Task instructions | Copy word for word the rows below that run from the first row through the one containing "tab-lumetri[interactable]: Ámbitos de", including both of them.
═════ Data shown
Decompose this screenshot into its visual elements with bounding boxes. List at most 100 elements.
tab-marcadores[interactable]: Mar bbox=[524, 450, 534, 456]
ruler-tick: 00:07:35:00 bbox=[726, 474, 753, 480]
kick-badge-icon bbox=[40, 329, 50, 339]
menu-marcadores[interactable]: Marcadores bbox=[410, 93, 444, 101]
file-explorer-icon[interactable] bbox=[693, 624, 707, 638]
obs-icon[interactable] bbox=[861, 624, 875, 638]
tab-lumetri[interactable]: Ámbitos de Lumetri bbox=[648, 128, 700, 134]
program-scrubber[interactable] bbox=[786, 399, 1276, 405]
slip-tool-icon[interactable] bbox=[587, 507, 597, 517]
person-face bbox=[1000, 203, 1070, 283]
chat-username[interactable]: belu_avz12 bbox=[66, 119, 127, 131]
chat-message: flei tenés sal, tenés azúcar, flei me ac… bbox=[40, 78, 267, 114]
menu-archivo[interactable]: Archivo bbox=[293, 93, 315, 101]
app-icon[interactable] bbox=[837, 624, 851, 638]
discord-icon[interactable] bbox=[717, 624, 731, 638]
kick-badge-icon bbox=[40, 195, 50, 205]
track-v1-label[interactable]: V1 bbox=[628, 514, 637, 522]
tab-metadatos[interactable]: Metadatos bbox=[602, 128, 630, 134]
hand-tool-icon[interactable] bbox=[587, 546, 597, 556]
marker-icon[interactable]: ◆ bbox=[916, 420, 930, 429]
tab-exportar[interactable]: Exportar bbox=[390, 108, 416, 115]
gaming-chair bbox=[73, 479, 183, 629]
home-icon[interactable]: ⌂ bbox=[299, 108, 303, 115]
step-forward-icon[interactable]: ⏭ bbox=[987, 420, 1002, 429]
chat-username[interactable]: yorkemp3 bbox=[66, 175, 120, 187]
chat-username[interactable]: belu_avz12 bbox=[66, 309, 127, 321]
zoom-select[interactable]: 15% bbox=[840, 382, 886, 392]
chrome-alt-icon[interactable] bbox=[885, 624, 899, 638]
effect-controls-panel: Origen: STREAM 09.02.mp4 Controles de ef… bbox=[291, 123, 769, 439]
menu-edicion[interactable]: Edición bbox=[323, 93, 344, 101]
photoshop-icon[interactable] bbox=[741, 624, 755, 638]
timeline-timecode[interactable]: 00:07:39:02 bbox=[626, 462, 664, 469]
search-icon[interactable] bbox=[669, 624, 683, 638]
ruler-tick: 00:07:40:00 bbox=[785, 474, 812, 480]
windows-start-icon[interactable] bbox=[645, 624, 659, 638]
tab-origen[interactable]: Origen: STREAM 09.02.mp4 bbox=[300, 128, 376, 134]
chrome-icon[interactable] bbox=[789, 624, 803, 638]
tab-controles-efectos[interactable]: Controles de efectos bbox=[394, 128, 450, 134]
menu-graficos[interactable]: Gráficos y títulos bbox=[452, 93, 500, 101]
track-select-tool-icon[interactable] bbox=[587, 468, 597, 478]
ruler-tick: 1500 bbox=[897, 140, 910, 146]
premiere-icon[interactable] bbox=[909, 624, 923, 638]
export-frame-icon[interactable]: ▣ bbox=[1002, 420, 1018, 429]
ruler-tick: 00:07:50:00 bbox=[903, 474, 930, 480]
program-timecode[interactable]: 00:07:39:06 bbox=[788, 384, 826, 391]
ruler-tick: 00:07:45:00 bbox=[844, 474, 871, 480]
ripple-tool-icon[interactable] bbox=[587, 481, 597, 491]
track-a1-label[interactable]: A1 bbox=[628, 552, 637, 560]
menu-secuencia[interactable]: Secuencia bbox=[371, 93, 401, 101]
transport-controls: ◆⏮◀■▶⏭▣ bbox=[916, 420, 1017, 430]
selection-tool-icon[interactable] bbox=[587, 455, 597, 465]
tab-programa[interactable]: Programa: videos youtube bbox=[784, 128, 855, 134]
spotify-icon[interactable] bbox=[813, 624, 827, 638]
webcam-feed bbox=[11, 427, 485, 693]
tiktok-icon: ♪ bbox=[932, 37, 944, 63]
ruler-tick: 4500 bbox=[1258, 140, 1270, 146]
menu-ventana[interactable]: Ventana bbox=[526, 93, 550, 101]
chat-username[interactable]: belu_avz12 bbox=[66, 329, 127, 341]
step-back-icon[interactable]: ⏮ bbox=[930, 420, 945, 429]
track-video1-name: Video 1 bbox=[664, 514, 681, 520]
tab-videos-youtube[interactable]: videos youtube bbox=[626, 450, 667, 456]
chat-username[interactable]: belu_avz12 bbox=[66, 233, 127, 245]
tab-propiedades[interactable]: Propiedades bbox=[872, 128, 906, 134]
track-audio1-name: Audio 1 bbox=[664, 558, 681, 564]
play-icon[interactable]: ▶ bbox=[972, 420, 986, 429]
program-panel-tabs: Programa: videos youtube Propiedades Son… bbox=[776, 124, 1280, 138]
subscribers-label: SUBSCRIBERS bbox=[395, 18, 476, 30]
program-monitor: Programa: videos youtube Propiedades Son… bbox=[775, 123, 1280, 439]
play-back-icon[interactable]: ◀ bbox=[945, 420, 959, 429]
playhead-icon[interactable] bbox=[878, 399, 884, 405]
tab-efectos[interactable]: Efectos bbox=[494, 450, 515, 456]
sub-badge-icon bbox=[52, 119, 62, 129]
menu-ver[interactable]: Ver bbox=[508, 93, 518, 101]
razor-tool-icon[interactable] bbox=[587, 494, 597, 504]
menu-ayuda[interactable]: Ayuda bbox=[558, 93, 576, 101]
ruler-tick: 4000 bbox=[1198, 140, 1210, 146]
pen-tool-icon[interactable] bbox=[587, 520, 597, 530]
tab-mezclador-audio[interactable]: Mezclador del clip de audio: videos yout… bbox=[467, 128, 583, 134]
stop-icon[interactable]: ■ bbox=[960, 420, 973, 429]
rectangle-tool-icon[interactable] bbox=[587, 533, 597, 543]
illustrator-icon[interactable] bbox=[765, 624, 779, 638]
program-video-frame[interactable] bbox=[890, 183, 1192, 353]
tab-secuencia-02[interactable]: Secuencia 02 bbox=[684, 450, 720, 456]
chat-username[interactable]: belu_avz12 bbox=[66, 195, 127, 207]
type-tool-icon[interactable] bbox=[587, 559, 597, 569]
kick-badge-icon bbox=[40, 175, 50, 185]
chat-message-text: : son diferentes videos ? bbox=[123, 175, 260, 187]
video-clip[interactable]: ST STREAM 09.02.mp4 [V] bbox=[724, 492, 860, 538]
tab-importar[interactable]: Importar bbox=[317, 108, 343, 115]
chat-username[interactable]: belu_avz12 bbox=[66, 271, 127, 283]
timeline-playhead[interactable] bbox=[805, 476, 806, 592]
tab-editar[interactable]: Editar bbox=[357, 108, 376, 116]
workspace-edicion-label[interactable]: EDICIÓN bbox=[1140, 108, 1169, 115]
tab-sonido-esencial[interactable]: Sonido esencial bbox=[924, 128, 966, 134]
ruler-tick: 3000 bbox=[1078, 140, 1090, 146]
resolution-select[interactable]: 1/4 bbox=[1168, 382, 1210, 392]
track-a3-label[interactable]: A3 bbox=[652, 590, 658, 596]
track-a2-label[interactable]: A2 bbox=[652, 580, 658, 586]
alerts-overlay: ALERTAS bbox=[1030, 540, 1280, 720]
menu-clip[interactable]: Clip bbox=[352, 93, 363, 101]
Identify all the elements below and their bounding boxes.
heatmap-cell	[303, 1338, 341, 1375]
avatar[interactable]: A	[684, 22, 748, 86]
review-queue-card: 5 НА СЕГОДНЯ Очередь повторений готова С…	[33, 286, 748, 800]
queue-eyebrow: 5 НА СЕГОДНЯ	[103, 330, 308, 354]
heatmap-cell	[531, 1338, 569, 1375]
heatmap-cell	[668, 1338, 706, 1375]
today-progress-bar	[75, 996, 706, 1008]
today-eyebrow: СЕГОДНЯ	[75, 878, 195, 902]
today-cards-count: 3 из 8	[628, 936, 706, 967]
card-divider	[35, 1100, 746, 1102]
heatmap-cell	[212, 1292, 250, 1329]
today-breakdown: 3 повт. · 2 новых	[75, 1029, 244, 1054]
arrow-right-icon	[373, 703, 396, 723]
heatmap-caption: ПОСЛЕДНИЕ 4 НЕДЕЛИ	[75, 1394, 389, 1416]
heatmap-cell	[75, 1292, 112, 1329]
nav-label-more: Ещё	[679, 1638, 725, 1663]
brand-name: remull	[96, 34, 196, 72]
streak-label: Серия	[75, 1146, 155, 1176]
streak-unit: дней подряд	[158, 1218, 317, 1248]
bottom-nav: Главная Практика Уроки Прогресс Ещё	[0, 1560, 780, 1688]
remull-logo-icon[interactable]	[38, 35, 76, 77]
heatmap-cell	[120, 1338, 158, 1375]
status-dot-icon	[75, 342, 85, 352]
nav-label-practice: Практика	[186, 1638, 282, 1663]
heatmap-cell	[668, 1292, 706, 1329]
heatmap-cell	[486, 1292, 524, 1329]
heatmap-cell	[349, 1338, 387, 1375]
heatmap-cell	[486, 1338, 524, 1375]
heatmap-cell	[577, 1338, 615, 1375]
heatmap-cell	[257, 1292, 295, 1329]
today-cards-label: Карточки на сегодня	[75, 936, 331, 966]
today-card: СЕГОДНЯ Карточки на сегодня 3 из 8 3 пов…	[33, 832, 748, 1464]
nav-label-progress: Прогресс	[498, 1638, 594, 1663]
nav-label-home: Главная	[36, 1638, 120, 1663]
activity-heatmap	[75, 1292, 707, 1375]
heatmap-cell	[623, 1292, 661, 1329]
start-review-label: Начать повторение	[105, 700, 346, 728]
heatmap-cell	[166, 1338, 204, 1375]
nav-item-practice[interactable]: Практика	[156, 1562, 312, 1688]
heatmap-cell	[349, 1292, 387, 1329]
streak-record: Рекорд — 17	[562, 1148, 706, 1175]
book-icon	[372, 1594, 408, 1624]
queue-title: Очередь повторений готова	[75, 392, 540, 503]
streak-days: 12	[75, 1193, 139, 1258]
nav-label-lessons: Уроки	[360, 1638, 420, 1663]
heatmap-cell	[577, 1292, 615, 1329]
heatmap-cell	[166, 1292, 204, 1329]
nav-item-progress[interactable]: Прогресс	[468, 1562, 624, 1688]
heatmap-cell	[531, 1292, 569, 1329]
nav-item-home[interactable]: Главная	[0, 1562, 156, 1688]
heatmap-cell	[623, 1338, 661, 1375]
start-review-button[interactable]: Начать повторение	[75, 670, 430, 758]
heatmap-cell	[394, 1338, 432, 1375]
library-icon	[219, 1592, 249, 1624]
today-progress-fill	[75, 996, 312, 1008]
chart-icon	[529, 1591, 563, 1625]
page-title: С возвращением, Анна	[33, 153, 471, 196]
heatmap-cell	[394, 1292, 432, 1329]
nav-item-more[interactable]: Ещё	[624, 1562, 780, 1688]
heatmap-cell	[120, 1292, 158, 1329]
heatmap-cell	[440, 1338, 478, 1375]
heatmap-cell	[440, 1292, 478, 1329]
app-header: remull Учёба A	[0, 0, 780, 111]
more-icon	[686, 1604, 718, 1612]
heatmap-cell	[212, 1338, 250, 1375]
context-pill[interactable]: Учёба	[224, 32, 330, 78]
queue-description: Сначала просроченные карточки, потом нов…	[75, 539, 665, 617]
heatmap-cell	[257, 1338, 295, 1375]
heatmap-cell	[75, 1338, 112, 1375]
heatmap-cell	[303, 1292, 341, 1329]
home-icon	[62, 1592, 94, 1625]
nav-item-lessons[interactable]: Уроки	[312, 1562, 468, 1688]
══════════
Result |
Decompose this screenshot into its visual elements with bounding boxes. List at most 100 elements.
tab-marcadores[interactable]: Mar bbox=[524, 450, 534, 456]
ruler-tick: 00:07:35:00 bbox=[726, 474, 753, 480]
kick-badge-icon bbox=[40, 329, 50, 339]
menu-marcadores[interactable]: Marcadores bbox=[410, 93, 444, 101]
file-explorer-icon[interactable] bbox=[693, 624, 707, 638]
obs-icon[interactable] bbox=[861, 624, 875, 638]
tab-lumetri[interactable]: Ámbitos de Lumetri bbox=[648, 128, 700, 134]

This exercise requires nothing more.